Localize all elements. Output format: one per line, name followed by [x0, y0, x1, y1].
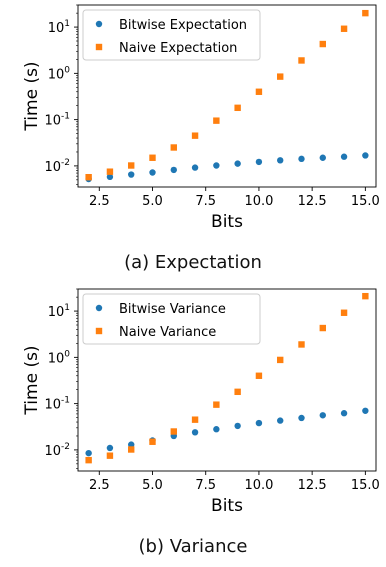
x-tick-label: 12.5 — [298, 194, 327, 209]
data-point-naive — [191, 416, 199, 423]
data-point-naive — [255, 88, 263, 95]
x-tick-label: 12.5 — [298, 478, 327, 493]
data-point-naive — [255, 372, 263, 379]
data-point-naive — [234, 388, 241, 396]
y-tick-label: 100 — [48, 65, 71, 82]
data-point-bitwise — [362, 152, 369, 159]
y-tick-label: 10-2 — [44, 158, 70, 175]
data-point-naive — [170, 428, 177, 435]
variance-caption: (b) Variance — [138, 536, 248, 557]
data-point-naive — [319, 40, 326, 48]
legend-label: Bitwise Expectation — [119, 18, 247, 33]
legend-label: Bitwise Variance — [119, 302, 226, 317]
legend-box — [82, 9, 261, 61]
y-tick-label: 101 — [48, 303, 70, 320]
data-point-naive — [298, 341, 305, 348]
data-point-naive — [362, 292, 369, 300]
x-tick-label: 2.5 — [89, 478, 110, 493]
expectation-chart-panel: 2.5 5.0 7.5 10.0 12.5 15.0 10-2 10-1 100 101 Bits T… — [0, 0, 386, 283]
variance-chart-panel: 2.5 5.0 7.5 10.0 12.5 15.0 10-2 10-1 100 101 Bits T… — [0, 284, 386, 567]
legend-label: Naive Variance — [119, 325, 216, 340]
data-point-naive — [340, 309, 348, 316]
data-point-bitwise — [362, 407, 369, 414]
y-tick-label: 100 — [48, 349, 71, 366]
data-point-bitwise — [298, 414, 305, 422]
data-point-bitwise — [128, 441, 135, 448]
data-point-naive — [170, 144, 177, 151]
data-point-bitwise — [319, 154, 326, 161]
data-point-bitwise — [170, 166, 177, 174]
data-point-naive — [319, 324, 326, 332]
legend-label: Naive Expectation — [119, 41, 237, 56]
x-tick-label: 15.0 — [351, 194, 380, 209]
data-point-bitwise — [277, 417, 284, 424]
x-axis-label: Bits — [211, 212, 243, 232]
y-tick-label: 10-1 — [44, 396, 70, 413]
data-point-naive — [85, 173, 92, 181]
x-tick-label: 2.5 — [89, 194, 110, 209]
expectation-chart: 2.5 5.0 7.5 10.0 12.5 15.0 10-2 10-1 100 101 Bits T… — [22, 4, 380, 232]
data-point-bitwise — [85, 449, 92, 457]
data-point-bitwise — [191, 164, 199, 171]
data-point-naive — [128, 446, 135, 453]
data-point-naive — [191, 132, 199, 139]
x-axis-label: Bits — [211, 496, 243, 516]
x-tick-label: 7.5 — [195, 478, 216, 493]
x-tick-label: 5.0 — [142, 478, 163, 493]
data-point-bitwise — [128, 171, 135, 178]
data-point-bitwise — [255, 158, 263, 166]
x-tick-label: 7.5 — [195, 194, 216, 209]
data-point-bitwise — [298, 155, 305, 163]
data-point-bitwise — [106, 173, 114, 181]
x-tick-label: 15.0 — [351, 478, 380, 493]
data-point-naive — [213, 401, 220, 408]
data-point-bitwise — [340, 153, 348, 160]
data-point-bitwise — [234, 160, 241, 167]
data-point-bitwise — [340, 410, 348, 417]
data-point-naive — [362, 9, 369, 17]
legend-box — [82, 293, 261, 345]
data-point-naive — [128, 162, 135, 169]
x-tick-label: 5.0 — [142, 194, 163, 209]
data-point-naive — [149, 154, 156, 161]
expectation-caption: (a) Expectation — [124, 252, 262, 273]
legend-marker-naive — [95, 43, 103, 51]
y-axis-label: Time (s) — [22, 61, 42, 131]
data-point-naive — [149, 438, 156, 445]
legend-marker-bitwise — [95, 20, 103, 28]
data-point-naive — [106, 168, 114, 175]
x-tick-label: 10.0 — [244, 478, 273, 493]
data-point-bitwise — [213, 426, 220, 433]
data-point-naive — [106, 452, 114, 459]
data-point-bitwise — [149, 169, 156, 176]
y-tick-label: 10-2 — [44, 442, 70, 459]
plot-frame — [77, 288, 377, 472]
y-tick-label: 101 — [48, 19, 70, 36]
variance-chart: 2.5 5.0 7.5 10.0 12.5 15.0 10-2 10-1 100 101 Bits T… — [22, 288, 380, 516]
data-point-bitwise — [106, 444, 114, 452]
x-tick-label: 10.0 — [244, 194, 273, 209]
data-point-naive — [213, 117, 220, 124]
data-point-bitwise — [213, 162, 220, 169]
data-point-naive — [85, 456, 92, 464]
y-axis-label: Time (s) — [22, 345, 42, 415]
plot-frame — [77, 4, 377, 188]
data-point-bitwise — [255, 419, 263, 427]
data-point-naive — [234, 104, 241, 112]
data-point-bitwise — [234, 422, 241, 430]
data-point-naive — [340, 25, 348, 32]
data-point-bitwise — [319, 412, 326, 419]
legend-marker-naive — [95, 327, 103, 335]
data-point-bitwise — [191, 429, 199, 436]
data-point-bitwise — [277, 157, 284, 164]
y-tick-label: 10-1 — [44, 112, 70, 129]
data-point-naive — [277, 73, 284, 80]
data-point-naive — [277, 356, 284, 364]
legend-marker-bitwise — [95, 304, 103, 312]
data-point-naive — [298, 57, 305, 64]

++++

-- WHAT IS EXPECTED --
Repeat all of the records above line for line without changing anything, and leave out the pictures.

-- FULL ANSWER --
Localize all elements. Output format: one per line, name followed by [x0, y0, x1, y1].
x-tick-label: 12.5 — [298, 194, 327, 209]
data-point-naive — [191, 416, 199, 423]
data-point-naive — [255, 88, 263, 95]
x-tick-label: 12.5 — [298, 478, 327, 493]
data-point-naive — [255, 372, 263, 379]
data-point-naive — [234, 388, 241, 396]
y-tick-label: 100 — [48, 65, 71, 82]
data-point-bitwise — [362, 152, 369, 159]
y-tick-label: 10-2 — [44, 158, 70, 175]
data-point-naive — [170, 428, 177, 435]
variance-caption: (b) Variance — [138, 536, 248, 557]
data-point-naive — [319, 40, 326, 48]
legend-label: Bitwise Expectation — [119, 18, 247, 33]
legend-label: Bitwise Variance — [119, 302, 226, 317]
legend-box — [82, 9, 261, 61]
y-tick-label: 101 — [48, 303, 70, 320]
data-point-naive — [298, 341, 305, 348]
data-point-naive — [362, 292, 369, 300]
x-tick-label: 2.5 — [89, 478, 110, 493]
expectation-chart-panel: 2.5 5.0 7.5 10.0 12.5 15.0 10-2 10-1 100 101 Bits T… — [0, 0, 386, 283]
variance-chart-panel: 2.5 5.0 7.5 10.0 12.5 15.0 10-2 10-1 100 101 Bits T… — [0, 284, 386, 567]
legend-label: Naive Variance — [119, 325, 216, 340]
data-point-naive — [340, 309, 348, 316]
data-point-bitwise — [362, 407, 369, 414]
y-tick-label: 100 — [48, 349, 71, 366]
data-point-bitwise — [298, 414, 305, 422]
data-point-bitwise — [128, 441, 135, 448]
data-point-naive — [170, 144, 177, 151]
data-point-bitwise — [319, 154, 326, 161]
data-point-bitwise — [170, 166, 177, 174]
data-point-naive — [319, 324, 326, 332]
legend-label: Naive Expectation — [119, 41, 237, 56]
x-tick-label: 15.0 — [351, 194, 380, 209]
data-point-bitwise — [277, 417, 284, 424]
x-axis-label: Bits — [211, 212, 243, 232]
y-tick-label: 10-1 — [44, 396, 70, 413]
data-point-naive — [85, 173, 92, 181]
x-tick-label: 2.5 — [89, 194, 110, 209]
expectation-chart: 2.5 5.0 7.5 10.0 12.5 15.0 10-2 10-1 100 101 Bits T… — [22, 4, 380, 232]
data-point-bitwise — [85, 449, 92, 457]
data-point-bitwise — [191, 164, 199, 171]
data-point-naive — [128, 446, 135, 453]
data-point-naive — [191, 132, 199, 139]
x-axis-label: Bits — [211, 496, 243, 516]
x-tick-label: 7.5 — [195, 478, 216, 493]
x-tick-label: 5.0 — [142, 478, 163, 493]
data-point-bitwise — [128, 171, 135, 178]
data-point-bitwise — [255, 158, 263, 166]
x-tick-label: 7.5 — [195, 194, 216, 209]
data-point-bitwise — [298, 155, 305, 163]
data-point-bitwise — [106, 173, 114, 181]
x-tick-label: 15.0 — [351, 478, 380, 493]
data-point-naive — [213, 401, 220, 408]
data-point-bitwise — [340, 153, 348, 160]
data-point-bitwise — [234, 160, 241, 167]
data-point-bitwise — [340, 410, 348, 417]
data-point-naive — [362, 9, 369, 17]
legend-box — [82, 293, 261, 345]
data-point-naive — [128, 162, 135, 169]
x-tick-label: 5.0 — [142, 194, 163, 209]
data-point-naive — [149, 154, 156, 161]
expectation-caption: (a) Expectation — [124, 252, 262, 273]
legend-marker-naive — [95, 43, 103, 51]
y-axis-label: Time (s) — [22, 61, 42, 131]
data-point-naive — [149, 438, 156, 445]
legend-marker-bitwise — [95, 20, 103, 28]
data-point-naive — [106, 168, 114, 175]
x-tick-label: 10.0 — [244, 478, 273, 493]
data-point-bitwise — [213, 426, 220, 433]
data-point-naive — [106, 452, 114, 459]
data-point-bitwise — [149, 169, 156, 176]
y-tick-label: 10-2 — [44, 442, 70, 459]
plot-frame — [77, 288, 377, 472]
y-tick-label: 101 — [48, 19, 70, 36]
variance-chart: 2.5 5.0 7.5 10.0 12.5 15.0 10-2 10-1 100 101 Bits T… — [22, 288, 380, 516]
data-point-bitwise — [106, 444, 114, 452]
x-tick-label: 10.0 — [244, 194, 273, 209]
data-point-naive — [213, 117, 220, 124]
data-point-bitwise — [213, 162, 220, 169]
data-point-naive — [85, 456, 92, 464]
y-axis-label: Time (s) — [22, 345, 42, 415]
plot-frame — [77, 4, 377, 188]
data-point-bitwise — [255, 419, 263, 427]
data-point-naive — [234, 104, 241, 112]
data-point-bitwise — [234, 422, 241, 430]
data-point-naive — [340, 25, 348, 32]
data-point-bitwise — [319, 412, 326, 419]
legend-marker-naive — [95, 327, 103, 335]
data-point-bitwise — [191, 429, 199, 436]
data-point-bitwise — [277, 157, 284, 164]
y-tick-label: 10-1 — [44, 112, 70, 129]
data-point-naive — [277, 73, 284, 80]
data-point-naive — [277, 356, 284, 364]
legend-marker-bitwise — [95, 304, 103, 312]
data-point-naive — [298, 57, 305, 64]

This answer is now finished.